━━ INFORMATION GIVEN ━━
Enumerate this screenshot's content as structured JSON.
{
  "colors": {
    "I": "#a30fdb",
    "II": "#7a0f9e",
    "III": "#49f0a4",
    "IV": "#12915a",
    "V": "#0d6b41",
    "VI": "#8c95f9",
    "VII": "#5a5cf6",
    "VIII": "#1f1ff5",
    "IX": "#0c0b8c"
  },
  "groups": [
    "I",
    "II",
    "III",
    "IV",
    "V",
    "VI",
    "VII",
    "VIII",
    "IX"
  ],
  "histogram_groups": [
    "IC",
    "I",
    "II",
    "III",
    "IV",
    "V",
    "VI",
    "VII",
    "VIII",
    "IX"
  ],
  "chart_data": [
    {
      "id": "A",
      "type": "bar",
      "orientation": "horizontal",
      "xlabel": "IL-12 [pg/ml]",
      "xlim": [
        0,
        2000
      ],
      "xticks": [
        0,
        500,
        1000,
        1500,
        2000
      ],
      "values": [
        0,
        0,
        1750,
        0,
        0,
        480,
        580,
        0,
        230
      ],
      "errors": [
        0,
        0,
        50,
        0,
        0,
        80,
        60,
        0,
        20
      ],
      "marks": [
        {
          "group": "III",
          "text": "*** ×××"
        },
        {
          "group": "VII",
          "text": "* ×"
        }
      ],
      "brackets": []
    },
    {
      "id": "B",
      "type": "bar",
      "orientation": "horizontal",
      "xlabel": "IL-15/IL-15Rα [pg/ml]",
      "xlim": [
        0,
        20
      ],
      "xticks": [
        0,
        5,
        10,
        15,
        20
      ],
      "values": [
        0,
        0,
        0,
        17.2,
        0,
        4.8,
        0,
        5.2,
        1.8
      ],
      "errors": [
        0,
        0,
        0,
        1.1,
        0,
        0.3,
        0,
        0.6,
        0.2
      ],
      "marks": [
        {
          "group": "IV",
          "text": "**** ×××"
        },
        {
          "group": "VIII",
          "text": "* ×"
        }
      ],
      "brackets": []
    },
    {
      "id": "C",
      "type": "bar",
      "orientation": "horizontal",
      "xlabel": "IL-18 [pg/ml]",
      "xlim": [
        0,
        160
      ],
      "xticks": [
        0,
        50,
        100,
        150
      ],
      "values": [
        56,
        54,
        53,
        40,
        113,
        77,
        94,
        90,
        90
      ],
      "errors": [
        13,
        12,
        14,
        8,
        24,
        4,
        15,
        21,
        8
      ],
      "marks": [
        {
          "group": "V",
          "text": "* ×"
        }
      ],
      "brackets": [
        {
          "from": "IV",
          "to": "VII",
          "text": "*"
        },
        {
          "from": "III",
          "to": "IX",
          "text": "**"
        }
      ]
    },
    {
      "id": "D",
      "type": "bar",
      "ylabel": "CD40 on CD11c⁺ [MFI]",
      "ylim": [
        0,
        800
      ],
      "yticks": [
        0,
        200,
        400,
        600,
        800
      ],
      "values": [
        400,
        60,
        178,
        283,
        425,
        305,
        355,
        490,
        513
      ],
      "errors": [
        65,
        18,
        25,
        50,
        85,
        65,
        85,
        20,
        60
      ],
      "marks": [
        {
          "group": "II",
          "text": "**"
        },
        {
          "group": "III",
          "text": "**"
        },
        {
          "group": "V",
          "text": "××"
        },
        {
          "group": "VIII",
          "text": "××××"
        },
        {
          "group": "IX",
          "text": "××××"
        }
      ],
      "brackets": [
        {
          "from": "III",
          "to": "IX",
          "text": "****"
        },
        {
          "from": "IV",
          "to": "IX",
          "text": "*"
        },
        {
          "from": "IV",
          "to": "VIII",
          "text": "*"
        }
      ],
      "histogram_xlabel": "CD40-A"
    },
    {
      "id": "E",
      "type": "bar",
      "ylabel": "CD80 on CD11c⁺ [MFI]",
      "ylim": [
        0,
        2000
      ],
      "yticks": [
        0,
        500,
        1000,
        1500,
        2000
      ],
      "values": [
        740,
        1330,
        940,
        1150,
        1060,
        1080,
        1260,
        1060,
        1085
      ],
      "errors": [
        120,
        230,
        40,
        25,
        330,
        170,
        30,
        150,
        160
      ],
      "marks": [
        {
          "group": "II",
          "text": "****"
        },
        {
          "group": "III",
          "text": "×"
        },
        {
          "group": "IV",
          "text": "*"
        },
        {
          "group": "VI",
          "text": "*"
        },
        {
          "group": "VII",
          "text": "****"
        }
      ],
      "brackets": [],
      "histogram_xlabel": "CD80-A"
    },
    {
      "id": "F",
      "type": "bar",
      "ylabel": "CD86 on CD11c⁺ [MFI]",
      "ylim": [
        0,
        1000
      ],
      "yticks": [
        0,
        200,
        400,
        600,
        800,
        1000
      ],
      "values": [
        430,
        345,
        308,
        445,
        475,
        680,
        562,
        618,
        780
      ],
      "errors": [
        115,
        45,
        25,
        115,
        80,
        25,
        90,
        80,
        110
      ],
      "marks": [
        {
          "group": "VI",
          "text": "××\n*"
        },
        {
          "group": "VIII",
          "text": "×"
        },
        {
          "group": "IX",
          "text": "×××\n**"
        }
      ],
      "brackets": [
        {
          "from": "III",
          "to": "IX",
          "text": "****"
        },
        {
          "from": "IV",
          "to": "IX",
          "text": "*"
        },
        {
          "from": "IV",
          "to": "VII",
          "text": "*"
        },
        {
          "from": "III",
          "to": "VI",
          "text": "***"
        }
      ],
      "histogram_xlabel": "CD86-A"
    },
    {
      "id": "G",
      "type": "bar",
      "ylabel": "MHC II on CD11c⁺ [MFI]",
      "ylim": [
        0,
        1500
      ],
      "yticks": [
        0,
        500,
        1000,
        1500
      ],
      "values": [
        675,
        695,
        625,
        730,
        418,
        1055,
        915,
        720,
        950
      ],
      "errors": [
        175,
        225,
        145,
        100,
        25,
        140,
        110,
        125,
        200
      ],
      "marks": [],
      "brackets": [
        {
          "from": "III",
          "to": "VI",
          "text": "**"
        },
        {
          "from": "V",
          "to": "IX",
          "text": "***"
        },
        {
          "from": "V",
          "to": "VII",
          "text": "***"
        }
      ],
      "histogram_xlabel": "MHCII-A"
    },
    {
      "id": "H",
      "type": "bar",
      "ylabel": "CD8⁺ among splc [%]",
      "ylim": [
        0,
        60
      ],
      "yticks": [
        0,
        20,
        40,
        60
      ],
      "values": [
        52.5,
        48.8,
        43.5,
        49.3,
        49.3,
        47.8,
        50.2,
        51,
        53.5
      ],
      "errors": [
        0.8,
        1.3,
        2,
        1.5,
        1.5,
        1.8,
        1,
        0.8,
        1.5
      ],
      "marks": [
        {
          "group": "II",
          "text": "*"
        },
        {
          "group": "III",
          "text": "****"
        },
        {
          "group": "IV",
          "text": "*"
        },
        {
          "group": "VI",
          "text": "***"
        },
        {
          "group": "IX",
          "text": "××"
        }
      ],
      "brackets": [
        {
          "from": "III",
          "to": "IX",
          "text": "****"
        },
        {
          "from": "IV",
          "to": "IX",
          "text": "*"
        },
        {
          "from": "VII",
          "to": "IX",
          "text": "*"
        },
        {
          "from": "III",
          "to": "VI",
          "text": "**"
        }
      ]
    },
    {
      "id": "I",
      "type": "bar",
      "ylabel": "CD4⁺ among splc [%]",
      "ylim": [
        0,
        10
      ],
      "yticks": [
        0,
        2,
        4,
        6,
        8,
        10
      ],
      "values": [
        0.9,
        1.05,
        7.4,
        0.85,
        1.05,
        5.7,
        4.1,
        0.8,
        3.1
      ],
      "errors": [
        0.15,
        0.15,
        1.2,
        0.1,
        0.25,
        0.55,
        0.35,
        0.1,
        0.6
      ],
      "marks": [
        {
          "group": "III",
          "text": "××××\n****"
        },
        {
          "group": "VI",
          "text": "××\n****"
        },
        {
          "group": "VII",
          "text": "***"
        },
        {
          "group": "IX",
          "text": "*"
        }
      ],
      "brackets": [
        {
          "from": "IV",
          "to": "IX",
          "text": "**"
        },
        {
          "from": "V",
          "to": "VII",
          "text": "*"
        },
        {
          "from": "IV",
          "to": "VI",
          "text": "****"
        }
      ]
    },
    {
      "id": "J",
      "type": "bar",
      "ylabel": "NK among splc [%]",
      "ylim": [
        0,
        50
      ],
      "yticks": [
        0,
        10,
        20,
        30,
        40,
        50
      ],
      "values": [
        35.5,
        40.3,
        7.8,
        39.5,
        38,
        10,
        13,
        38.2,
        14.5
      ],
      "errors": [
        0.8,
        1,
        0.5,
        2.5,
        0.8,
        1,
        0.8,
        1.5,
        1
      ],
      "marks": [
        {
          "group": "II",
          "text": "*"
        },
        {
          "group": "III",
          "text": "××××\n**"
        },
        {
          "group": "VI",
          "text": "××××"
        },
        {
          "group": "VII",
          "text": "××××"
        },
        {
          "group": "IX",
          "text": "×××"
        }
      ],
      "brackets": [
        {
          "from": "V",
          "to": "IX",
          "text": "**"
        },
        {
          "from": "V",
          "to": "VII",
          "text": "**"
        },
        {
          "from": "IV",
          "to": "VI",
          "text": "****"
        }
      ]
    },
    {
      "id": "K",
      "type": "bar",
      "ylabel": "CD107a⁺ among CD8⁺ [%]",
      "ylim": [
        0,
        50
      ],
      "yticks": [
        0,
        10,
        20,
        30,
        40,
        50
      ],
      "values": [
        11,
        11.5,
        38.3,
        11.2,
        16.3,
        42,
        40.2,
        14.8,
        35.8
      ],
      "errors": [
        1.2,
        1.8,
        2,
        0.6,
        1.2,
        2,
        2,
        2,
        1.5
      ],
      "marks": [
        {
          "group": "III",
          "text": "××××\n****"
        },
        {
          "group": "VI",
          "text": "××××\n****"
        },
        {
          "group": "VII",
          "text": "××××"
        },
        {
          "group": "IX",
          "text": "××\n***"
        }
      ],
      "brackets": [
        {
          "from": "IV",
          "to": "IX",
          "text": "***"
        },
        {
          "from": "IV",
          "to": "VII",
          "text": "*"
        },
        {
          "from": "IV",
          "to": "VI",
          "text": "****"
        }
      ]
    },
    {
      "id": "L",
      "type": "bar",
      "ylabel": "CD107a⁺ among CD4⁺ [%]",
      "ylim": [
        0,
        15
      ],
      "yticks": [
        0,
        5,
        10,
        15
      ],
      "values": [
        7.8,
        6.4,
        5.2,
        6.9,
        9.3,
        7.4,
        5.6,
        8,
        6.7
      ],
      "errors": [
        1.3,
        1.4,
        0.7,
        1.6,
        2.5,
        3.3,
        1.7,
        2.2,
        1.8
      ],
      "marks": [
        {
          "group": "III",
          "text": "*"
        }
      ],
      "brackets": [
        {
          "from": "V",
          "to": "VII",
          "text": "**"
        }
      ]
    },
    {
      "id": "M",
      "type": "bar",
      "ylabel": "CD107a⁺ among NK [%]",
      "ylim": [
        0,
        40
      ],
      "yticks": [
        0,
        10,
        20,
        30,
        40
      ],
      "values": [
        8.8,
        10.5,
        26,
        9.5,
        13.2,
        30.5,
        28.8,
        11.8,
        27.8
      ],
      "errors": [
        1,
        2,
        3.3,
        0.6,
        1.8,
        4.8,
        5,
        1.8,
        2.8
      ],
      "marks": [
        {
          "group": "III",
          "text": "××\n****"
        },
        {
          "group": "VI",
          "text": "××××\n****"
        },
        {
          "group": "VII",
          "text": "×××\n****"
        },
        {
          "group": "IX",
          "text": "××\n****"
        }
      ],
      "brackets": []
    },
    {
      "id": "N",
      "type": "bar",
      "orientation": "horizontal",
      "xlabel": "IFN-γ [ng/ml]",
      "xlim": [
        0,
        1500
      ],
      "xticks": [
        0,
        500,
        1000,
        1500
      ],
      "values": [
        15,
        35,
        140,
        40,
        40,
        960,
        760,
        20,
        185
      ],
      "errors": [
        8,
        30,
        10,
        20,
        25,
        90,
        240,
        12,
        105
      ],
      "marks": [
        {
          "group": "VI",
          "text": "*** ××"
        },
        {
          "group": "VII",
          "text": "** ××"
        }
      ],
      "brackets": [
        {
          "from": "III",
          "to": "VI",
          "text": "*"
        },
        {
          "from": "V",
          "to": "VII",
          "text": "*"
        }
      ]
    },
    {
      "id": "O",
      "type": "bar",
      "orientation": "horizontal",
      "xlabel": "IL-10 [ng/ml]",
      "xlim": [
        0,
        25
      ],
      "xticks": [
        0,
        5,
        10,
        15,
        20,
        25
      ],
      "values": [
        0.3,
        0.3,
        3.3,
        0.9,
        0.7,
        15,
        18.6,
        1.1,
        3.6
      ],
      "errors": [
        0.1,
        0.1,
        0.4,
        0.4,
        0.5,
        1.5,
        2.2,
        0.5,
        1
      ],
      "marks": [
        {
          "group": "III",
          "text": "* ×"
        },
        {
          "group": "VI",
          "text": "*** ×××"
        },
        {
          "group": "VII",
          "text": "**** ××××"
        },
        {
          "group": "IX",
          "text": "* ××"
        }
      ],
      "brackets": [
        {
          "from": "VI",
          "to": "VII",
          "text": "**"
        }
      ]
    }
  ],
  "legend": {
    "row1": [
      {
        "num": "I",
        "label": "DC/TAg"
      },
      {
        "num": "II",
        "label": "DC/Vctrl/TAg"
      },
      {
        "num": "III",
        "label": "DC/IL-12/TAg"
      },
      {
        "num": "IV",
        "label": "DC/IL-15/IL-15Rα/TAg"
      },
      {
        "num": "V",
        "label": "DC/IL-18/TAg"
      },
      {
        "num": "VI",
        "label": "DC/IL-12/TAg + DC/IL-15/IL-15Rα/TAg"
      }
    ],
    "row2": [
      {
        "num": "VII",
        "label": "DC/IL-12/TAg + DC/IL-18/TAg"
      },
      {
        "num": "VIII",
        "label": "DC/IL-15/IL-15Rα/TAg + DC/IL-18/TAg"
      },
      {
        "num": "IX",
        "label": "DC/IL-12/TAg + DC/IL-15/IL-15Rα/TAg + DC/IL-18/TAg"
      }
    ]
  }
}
━━━
• _REQUIRED TASK_
Search the data for the word "among" and copy each line where it appears.

• _COMPLETE ANSWER_
      "ylabel": "CD8⁺ among splc [%]",
      "ylabel": "CD4⁺ among splc [%]",
      "ylabel": "NK among splc [%]",
      "ylabel": "CD107a⁺ among CD8⁺ [%]",
      "ylabel": "CD107a⁺ among CD4⁺ [%]",
      "ylabel": "CD107a⁺ among NK [%]",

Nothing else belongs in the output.